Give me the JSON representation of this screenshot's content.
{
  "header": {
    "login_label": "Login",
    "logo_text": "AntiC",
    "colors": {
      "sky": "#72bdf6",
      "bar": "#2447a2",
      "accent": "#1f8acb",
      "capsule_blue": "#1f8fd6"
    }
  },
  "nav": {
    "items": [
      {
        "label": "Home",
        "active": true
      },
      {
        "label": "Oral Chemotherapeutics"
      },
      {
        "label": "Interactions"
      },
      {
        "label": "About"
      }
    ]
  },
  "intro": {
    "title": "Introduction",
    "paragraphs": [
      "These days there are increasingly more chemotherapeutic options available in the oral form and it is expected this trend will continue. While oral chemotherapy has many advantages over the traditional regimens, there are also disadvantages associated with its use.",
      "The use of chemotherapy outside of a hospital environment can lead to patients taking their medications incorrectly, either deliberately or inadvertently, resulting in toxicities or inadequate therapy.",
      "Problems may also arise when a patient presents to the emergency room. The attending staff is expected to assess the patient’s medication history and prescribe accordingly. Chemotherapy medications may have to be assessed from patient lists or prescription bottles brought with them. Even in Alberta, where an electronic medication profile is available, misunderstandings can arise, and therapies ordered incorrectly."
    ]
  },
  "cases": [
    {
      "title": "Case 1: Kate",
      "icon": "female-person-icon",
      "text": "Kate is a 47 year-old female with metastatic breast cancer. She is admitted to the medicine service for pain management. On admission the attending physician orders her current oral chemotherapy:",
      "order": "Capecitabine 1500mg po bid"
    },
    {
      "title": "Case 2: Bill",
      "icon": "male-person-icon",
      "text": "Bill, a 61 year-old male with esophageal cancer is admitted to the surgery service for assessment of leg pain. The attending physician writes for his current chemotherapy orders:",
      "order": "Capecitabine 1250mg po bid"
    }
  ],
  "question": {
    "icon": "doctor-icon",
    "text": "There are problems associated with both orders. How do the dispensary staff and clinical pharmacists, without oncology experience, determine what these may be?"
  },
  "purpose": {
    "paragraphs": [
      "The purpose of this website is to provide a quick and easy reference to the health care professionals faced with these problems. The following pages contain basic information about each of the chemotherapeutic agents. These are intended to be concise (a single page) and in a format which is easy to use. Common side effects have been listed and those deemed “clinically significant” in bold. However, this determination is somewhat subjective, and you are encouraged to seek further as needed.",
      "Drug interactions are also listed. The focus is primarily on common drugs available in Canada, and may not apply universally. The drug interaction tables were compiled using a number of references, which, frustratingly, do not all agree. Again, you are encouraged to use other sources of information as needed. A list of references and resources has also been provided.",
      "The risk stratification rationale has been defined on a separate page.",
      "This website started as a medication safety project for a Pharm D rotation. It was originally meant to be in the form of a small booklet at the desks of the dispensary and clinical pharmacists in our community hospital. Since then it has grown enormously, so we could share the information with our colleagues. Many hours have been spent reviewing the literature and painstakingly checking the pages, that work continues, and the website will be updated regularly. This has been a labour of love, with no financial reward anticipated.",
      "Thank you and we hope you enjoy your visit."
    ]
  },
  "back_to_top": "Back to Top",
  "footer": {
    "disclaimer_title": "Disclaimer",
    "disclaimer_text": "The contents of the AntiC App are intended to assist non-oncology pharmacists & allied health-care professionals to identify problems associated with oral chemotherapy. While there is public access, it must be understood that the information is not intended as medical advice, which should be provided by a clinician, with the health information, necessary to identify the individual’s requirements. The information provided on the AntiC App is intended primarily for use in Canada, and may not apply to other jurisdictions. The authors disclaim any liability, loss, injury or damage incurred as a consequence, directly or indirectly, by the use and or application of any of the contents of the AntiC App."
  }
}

-.-.-

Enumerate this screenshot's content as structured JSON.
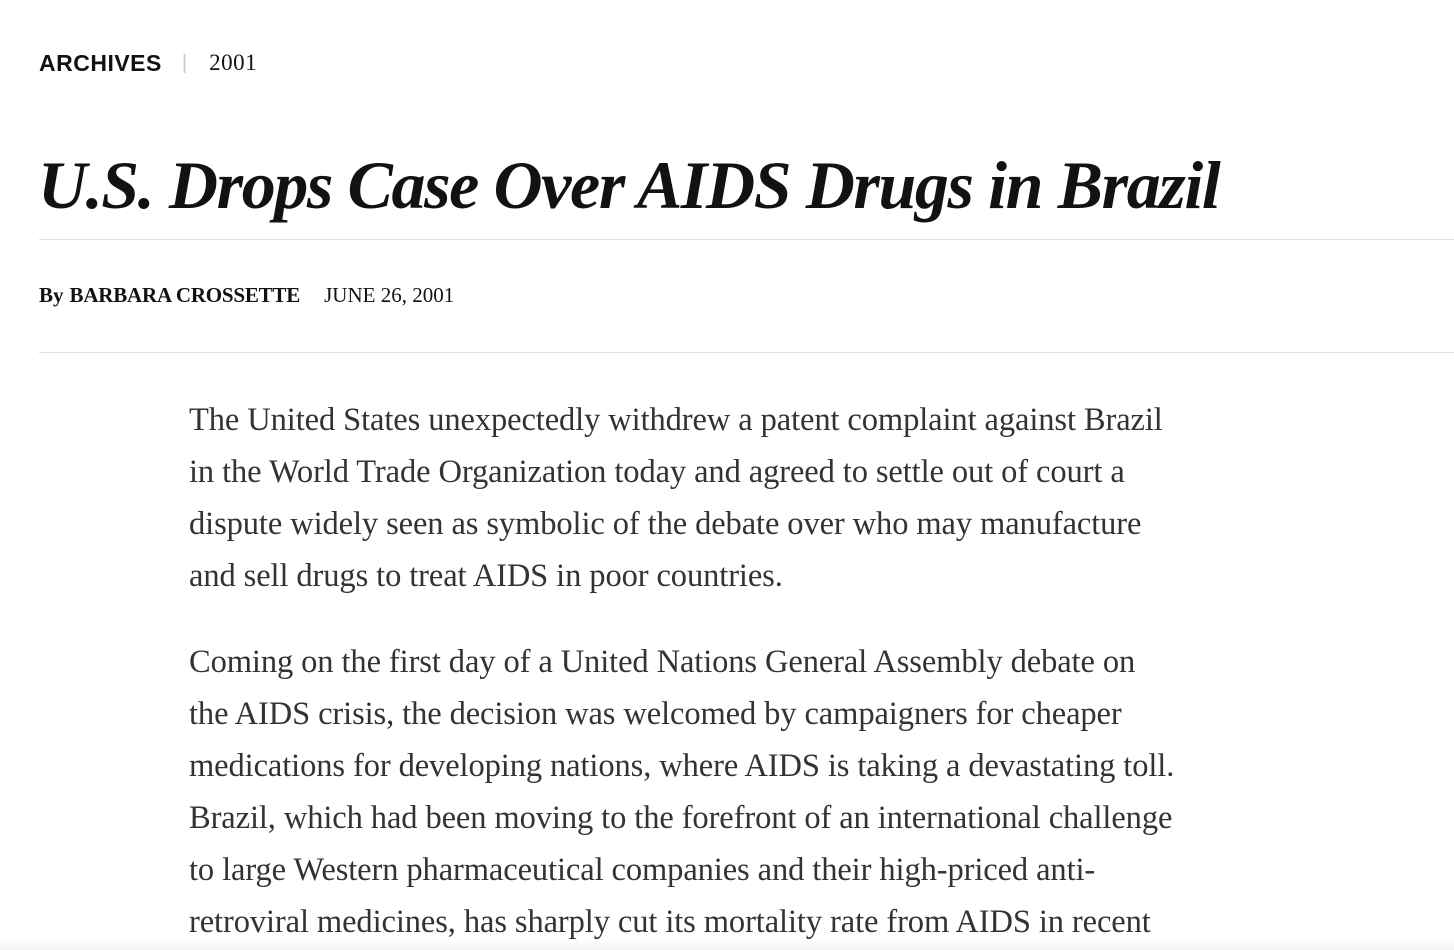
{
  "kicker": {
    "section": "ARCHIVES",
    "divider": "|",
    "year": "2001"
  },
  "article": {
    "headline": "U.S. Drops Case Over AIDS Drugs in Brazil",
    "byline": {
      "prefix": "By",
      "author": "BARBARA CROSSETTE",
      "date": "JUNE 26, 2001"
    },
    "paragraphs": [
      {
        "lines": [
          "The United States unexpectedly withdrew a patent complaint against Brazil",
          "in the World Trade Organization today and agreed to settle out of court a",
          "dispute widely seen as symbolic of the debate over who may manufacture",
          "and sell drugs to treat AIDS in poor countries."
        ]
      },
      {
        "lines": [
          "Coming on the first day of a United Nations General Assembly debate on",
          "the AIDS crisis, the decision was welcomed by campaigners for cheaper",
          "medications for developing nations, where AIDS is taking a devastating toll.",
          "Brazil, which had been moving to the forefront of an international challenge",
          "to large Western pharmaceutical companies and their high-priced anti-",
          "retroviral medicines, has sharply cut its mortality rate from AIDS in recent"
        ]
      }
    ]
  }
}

-.-.-

■ EXERCISE REQUIREMENTS:
Search the data for the string "physician" and copy every line where it appears.

■ RESULT FOR THIS EXERCISE:
      "text": "Kate is a 47 year-old female with metastatic breast cancer. She is admitted to the medicine service for pain management. On admission the attending physician orders her current oral chemotherapy:",
      "text": "Bill, a 61 year-old male with esophageal cancer is admitted to the surgery service for assessment of leg pain. The attending physician writes for his current chemotherapy orders:",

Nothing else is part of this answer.